§ **EXERCISE DESCRIPTION**
Search the entries for the word "heat" and pull out each line that has it.
---*---
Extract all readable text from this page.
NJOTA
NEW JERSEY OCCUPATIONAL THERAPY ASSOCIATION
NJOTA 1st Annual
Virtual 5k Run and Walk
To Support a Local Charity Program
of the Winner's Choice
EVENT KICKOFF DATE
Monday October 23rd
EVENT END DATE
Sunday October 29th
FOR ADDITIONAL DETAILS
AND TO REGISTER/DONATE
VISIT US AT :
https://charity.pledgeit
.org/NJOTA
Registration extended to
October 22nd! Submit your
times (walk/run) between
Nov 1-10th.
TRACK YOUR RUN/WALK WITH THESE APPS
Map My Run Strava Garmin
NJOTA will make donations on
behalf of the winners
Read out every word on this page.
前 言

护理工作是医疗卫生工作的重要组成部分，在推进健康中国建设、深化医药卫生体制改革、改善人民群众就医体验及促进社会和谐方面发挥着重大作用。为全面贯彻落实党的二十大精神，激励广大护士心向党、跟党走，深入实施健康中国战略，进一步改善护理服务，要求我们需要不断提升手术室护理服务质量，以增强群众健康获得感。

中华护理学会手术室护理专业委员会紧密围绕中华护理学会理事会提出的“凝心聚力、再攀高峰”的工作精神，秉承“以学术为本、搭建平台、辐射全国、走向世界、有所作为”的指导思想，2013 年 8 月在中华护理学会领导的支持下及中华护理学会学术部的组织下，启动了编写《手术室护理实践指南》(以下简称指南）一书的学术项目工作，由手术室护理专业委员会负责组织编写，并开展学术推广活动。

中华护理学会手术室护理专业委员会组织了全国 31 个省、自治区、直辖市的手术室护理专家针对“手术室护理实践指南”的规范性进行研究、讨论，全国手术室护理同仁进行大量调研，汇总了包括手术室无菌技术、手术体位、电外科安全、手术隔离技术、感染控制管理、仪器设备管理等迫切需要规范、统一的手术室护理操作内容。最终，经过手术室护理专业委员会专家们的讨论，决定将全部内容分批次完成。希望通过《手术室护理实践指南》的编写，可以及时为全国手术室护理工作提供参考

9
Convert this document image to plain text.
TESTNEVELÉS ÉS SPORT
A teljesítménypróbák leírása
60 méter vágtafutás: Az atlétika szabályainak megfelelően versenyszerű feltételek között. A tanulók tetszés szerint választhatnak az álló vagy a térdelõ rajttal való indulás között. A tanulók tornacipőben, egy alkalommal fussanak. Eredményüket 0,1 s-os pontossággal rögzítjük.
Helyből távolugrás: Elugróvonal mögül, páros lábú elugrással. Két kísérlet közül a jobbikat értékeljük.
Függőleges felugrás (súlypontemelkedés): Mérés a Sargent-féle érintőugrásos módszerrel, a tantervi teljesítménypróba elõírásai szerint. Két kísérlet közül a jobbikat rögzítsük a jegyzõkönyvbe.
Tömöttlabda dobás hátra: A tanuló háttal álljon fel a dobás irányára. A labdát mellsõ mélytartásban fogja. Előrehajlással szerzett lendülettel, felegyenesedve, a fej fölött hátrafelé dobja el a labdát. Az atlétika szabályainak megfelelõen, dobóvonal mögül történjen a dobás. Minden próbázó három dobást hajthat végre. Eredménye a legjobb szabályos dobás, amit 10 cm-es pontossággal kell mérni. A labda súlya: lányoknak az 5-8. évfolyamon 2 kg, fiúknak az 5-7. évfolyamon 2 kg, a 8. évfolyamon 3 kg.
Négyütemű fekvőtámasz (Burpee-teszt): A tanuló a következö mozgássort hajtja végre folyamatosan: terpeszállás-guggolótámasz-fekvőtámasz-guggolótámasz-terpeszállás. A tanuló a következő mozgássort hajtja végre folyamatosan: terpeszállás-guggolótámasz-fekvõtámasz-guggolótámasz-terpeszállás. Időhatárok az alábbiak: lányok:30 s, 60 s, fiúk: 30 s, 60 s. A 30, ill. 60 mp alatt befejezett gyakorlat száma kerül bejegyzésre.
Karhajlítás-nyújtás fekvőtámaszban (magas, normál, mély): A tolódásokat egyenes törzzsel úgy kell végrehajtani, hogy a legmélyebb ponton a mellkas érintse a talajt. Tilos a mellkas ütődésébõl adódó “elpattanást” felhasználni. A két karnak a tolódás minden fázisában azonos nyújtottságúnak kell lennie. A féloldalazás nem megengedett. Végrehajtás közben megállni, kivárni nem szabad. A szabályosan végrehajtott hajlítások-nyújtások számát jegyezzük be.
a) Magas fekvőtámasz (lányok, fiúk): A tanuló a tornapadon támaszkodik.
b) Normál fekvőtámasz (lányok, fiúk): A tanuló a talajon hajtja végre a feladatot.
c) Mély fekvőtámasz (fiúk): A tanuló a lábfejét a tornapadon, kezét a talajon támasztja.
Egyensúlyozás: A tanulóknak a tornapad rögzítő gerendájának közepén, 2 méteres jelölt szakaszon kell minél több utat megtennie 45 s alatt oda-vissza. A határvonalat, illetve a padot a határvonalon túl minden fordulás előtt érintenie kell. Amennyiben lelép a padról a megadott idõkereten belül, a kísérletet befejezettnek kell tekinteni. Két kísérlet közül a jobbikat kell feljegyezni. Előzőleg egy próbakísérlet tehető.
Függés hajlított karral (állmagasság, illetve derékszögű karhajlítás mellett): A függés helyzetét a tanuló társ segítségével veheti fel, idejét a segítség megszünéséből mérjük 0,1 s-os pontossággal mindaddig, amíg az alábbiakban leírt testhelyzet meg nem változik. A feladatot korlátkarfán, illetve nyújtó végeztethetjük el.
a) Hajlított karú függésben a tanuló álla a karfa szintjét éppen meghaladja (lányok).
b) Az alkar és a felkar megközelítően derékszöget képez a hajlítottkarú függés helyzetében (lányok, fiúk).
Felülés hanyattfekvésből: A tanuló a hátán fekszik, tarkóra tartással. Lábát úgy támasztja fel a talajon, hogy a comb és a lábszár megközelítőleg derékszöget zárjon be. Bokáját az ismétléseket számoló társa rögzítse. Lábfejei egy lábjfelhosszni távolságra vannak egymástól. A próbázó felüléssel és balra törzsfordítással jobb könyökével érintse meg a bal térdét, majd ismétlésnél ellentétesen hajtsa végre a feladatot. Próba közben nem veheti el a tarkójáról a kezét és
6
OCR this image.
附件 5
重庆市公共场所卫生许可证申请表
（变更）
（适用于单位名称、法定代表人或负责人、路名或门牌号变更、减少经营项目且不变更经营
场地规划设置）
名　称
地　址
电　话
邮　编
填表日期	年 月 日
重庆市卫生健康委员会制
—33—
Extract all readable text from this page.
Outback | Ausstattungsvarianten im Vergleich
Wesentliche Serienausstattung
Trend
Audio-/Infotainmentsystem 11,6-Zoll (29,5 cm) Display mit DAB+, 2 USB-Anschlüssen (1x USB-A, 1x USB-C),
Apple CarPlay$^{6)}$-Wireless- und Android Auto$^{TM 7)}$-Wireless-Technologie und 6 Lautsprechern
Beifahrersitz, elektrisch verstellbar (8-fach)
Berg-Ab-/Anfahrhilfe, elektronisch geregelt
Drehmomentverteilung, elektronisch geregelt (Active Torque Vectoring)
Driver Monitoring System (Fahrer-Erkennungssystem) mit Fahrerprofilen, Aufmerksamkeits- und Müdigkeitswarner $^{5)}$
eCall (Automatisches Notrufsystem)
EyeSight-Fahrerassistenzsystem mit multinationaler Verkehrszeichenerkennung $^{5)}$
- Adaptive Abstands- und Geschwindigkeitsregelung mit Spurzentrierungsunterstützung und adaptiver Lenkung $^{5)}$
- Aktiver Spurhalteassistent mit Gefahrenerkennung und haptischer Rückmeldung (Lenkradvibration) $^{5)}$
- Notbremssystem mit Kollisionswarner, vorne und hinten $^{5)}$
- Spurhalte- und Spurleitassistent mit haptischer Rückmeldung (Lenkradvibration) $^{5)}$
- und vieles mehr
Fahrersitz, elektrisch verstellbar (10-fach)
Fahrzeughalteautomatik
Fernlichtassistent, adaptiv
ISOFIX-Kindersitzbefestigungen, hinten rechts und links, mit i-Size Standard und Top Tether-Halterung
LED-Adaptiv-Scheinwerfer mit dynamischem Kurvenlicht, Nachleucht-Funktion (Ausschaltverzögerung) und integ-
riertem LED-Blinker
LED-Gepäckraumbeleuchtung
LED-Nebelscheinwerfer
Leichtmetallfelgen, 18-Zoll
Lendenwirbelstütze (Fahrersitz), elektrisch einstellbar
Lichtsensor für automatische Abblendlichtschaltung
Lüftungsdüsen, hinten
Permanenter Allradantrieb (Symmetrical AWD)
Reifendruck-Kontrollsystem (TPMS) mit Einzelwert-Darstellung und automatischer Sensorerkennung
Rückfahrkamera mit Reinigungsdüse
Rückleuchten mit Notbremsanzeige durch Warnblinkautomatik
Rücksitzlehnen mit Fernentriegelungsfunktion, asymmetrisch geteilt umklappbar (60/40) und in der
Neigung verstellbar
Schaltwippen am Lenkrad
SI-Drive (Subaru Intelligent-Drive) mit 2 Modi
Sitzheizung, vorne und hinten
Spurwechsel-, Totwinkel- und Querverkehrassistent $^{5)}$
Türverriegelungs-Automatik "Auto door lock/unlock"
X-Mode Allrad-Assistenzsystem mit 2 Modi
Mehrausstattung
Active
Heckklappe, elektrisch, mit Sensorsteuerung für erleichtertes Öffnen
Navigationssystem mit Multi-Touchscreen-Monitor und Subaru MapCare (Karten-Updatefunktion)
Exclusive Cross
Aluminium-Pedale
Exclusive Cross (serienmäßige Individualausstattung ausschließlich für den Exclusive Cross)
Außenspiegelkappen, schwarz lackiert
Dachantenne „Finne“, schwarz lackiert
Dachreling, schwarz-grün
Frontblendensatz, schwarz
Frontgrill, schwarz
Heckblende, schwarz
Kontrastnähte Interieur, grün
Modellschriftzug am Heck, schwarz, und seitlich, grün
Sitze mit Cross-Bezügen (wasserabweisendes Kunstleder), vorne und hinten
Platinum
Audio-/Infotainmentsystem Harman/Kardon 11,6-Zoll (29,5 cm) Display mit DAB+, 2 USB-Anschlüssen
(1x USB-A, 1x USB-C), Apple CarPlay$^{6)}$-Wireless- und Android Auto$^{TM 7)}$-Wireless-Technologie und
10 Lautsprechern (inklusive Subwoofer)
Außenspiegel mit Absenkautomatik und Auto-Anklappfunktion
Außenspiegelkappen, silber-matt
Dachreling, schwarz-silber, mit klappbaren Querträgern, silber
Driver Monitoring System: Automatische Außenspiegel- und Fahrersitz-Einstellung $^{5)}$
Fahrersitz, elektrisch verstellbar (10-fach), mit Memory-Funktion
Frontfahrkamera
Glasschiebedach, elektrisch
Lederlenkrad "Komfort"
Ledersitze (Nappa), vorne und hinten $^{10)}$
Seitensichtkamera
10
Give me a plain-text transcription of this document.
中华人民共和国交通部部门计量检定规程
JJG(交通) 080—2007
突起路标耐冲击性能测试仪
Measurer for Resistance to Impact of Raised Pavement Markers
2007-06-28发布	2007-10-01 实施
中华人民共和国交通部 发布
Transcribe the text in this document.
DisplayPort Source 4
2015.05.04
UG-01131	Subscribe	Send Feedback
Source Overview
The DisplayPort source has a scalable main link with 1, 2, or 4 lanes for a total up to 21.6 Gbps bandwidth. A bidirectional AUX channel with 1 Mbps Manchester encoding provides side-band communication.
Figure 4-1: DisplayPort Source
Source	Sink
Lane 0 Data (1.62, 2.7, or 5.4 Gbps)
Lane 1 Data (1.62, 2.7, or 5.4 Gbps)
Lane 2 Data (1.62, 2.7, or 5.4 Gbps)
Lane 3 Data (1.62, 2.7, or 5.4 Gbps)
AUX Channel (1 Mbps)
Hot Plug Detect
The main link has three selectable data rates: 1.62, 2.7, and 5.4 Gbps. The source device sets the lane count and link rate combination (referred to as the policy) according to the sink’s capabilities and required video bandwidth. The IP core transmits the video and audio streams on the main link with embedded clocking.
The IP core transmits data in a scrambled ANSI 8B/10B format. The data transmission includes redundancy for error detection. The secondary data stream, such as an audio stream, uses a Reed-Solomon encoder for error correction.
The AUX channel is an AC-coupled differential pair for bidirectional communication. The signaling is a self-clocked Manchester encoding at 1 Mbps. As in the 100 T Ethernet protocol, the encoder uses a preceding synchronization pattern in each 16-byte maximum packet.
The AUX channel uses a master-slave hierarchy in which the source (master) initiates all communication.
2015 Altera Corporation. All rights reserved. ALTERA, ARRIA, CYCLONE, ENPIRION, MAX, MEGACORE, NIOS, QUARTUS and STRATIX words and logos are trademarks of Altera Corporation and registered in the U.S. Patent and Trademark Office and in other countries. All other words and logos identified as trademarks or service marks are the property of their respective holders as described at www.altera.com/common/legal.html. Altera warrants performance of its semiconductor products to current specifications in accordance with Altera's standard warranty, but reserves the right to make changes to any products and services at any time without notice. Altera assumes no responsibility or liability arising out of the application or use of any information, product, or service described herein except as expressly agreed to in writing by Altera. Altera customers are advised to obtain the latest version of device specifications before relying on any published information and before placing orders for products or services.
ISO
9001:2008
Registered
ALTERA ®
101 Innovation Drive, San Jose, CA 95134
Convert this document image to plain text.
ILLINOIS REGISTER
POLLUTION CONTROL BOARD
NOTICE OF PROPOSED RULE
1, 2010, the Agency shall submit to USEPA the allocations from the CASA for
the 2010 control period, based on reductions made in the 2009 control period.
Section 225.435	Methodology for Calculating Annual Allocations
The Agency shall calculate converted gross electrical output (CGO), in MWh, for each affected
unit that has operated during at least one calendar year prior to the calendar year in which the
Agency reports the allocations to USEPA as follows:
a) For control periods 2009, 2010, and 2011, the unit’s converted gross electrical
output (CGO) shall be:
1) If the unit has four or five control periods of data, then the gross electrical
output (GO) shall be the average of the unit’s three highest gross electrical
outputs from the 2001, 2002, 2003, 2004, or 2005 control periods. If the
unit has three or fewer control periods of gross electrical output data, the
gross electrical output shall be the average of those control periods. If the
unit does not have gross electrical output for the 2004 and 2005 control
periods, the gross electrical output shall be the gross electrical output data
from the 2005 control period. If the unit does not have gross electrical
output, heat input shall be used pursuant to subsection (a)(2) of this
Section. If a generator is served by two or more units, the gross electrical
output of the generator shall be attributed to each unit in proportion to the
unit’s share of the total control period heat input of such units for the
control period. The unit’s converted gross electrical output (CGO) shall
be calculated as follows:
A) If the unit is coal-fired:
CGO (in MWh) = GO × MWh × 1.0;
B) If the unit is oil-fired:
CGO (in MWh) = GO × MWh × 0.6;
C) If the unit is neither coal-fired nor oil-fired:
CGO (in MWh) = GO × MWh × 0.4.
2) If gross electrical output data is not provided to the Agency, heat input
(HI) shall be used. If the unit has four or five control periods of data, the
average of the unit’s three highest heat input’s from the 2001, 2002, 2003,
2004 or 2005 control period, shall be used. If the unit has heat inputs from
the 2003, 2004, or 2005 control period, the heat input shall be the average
---*---
§ **RESULT BELOW**
output, heat input shall be used pursuant to subsection (a)(2) of this
unit’s share of the total control period heat input of such units for the
2) If gross electrical output data is not provided to the Agency, heat input
average of the unit’s three highest heat input’s from the 2001, 2002, 2003,
2004 or 2005 control period, shall be used. If the unit has heat inputs from
the 2003, 2004, or 2005 control period, the heat input shall be the average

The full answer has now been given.